* [What is needed]:
Without the images, write out the whole listing exactly.

* [Information provided]:
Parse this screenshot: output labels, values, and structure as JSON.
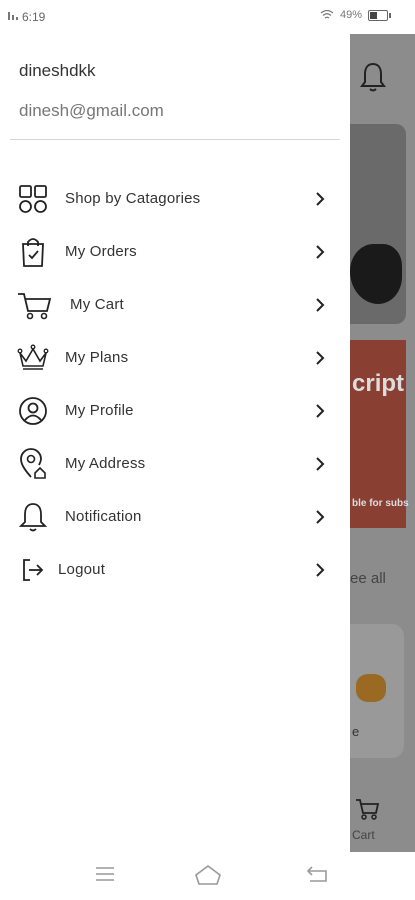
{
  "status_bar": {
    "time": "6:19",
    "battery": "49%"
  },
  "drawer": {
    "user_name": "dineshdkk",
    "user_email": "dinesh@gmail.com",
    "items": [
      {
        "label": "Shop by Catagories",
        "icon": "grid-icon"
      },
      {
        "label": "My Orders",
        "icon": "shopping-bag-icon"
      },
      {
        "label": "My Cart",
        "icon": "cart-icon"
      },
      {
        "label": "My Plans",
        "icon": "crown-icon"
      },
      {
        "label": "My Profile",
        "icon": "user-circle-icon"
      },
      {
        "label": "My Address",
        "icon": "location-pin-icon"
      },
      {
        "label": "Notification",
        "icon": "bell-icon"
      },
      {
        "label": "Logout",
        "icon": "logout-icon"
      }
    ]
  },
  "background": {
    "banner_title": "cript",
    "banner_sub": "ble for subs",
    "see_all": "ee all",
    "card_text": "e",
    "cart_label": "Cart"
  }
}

* [Task solution]:
Parse this screenshot: output labels, values, and structure as JSON.
{
  "status_bar": {
    "time": "6:19",
    "battery": "49%"
  },
  "drawer": {
    "user_name": "dineshdkk",
    "user_email": "dinesh@gmail.com",
    "items": [
      {
        "label": "Shop by Catagories",
        "icon": "grid-icon"
      },
      {
        "label": "My Orders",
        "icon": "shopping-bag-icon"
      },
      {
        "label": "My Cart",
        "icon": "cart-icon"
      },
      {
        "label": "My Plans",
        "icon": "crown-icon"
      },
      {
        "label": "My Profile",
        "icon": "user-circle-icon"
      },
      {
        "label": "My Address",
        "icon": "location-pin-icon"
      },
      {
        "label": "Notification",
        "icon": "bell-icon"
      },
      {
        "label": "Logout",
        "icon": "logout-icon"
      }
    ]
  },
  "background": {
    "banner_title": "cript",
    "banner_sub": "ble for subs",
    "see_all": "ee all",
    "card_text": "e",
    "cart_label": "Cart"
  }
}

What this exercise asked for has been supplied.